-- START DATASET RECORDS --

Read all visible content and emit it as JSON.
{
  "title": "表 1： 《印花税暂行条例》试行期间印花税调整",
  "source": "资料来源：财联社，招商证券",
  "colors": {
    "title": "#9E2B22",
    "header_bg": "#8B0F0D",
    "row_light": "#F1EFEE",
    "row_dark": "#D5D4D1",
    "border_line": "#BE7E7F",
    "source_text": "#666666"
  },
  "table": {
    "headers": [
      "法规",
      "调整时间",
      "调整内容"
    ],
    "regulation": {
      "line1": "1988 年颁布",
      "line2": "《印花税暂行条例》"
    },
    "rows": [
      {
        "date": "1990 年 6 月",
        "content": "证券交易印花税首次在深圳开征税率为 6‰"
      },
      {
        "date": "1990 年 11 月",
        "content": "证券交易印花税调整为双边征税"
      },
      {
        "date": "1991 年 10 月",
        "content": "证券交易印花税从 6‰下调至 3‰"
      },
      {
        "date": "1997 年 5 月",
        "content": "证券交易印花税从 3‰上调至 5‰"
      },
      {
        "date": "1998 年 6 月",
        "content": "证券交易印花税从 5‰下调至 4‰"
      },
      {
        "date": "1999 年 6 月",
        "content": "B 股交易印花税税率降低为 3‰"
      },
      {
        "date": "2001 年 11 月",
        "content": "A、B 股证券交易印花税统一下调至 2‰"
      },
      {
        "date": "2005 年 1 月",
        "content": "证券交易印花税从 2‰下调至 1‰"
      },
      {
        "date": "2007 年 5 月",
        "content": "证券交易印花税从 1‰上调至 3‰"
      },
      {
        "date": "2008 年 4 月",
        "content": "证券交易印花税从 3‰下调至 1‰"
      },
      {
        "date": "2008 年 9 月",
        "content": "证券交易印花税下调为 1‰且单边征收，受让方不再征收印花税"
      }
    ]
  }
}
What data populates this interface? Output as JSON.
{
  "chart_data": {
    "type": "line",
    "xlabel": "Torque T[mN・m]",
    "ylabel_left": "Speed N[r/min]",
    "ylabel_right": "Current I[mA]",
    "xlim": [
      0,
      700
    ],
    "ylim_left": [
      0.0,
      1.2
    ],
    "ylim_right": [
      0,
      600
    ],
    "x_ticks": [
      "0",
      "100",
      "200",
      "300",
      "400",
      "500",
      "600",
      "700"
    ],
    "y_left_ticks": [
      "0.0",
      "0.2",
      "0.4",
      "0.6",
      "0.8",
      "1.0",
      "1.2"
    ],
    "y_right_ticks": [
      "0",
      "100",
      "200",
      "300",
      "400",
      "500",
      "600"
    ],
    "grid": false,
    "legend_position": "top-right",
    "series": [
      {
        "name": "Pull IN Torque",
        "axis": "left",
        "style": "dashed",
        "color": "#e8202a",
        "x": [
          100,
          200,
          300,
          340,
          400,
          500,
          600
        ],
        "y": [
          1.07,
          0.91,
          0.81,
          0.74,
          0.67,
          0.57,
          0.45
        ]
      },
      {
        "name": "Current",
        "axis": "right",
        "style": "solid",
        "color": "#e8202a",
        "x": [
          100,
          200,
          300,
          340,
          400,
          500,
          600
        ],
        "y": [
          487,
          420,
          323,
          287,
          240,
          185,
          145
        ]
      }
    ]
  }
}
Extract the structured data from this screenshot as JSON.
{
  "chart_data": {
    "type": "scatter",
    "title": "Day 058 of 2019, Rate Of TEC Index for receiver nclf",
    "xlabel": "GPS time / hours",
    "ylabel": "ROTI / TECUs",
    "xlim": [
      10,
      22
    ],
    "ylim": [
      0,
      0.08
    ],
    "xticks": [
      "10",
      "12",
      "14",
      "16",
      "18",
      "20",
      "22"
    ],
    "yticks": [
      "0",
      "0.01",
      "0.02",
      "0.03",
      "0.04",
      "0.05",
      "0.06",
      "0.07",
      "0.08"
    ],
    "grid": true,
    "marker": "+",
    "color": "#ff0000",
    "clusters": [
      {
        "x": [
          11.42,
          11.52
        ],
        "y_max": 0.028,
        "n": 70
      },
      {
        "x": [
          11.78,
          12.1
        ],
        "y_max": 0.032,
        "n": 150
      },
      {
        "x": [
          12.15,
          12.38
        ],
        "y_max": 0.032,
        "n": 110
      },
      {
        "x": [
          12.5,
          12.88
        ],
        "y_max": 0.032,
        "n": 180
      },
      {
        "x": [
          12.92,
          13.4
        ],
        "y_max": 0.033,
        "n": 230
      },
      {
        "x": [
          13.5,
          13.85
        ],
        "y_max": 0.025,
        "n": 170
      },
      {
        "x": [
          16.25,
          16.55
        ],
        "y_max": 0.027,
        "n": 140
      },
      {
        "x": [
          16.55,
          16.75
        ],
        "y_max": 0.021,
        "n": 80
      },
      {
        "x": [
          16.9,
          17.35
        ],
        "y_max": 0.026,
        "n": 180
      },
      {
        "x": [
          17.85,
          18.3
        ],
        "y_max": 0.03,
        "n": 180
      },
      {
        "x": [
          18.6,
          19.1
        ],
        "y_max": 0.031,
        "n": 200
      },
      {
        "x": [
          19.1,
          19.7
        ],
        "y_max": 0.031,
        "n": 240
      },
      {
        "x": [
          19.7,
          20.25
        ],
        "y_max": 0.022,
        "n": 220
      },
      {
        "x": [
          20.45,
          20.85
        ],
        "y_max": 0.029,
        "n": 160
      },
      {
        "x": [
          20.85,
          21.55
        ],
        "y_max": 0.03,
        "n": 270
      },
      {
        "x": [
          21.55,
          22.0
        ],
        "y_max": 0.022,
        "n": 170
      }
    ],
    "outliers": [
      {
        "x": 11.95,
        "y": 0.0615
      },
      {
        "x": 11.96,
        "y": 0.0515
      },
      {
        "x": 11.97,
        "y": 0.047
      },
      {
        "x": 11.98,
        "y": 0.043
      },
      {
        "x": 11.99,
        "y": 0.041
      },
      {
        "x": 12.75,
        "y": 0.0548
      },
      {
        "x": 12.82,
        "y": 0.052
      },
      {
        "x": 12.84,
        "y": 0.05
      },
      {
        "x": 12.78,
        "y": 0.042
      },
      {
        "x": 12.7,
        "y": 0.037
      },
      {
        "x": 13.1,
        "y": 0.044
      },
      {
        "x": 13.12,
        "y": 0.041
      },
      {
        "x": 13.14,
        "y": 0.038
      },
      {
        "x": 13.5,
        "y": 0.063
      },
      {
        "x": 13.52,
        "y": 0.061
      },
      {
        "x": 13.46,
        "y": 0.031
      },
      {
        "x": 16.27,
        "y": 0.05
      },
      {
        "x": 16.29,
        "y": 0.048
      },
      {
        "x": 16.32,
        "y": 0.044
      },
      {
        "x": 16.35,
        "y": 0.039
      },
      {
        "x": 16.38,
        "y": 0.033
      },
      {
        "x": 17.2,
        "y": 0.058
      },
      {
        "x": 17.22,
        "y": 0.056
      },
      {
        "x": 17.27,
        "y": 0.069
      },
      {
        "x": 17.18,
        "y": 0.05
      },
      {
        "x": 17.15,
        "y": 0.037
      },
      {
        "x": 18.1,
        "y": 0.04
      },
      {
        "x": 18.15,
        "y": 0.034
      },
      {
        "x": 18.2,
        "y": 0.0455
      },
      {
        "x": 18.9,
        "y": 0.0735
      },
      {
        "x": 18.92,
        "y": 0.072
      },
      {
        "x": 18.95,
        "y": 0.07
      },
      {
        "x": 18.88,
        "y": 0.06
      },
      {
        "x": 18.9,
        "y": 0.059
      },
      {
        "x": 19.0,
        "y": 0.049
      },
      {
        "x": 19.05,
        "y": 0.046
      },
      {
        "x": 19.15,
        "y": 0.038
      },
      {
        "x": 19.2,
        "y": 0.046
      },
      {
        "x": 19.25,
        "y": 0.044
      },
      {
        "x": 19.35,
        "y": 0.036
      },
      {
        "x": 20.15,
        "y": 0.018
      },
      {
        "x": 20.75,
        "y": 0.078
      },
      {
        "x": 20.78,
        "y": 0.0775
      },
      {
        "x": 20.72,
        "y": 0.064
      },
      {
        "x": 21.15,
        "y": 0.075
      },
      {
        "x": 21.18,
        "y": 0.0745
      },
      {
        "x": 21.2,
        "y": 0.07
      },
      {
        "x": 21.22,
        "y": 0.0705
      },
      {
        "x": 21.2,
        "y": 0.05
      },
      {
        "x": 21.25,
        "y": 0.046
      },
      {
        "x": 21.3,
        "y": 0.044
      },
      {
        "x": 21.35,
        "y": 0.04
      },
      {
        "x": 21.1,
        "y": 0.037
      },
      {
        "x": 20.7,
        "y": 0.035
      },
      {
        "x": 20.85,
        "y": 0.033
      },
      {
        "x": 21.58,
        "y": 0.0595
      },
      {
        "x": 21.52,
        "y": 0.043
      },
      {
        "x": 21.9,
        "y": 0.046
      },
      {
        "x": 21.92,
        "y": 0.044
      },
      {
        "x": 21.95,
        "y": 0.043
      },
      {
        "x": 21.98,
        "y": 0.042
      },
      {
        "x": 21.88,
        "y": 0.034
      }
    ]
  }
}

-- END DATASET RECORDS --

• _THE TASK_
Copy all lines of the listing above that contain the string "title".

• _RESPONSE_
  "title": "表 1： 《印花税暂行条例》试行期间印花税调整",
    "title": "#9E2B22",
    "title": "Day 058 of 2019, Rate Of TEC Index for receiver nclf",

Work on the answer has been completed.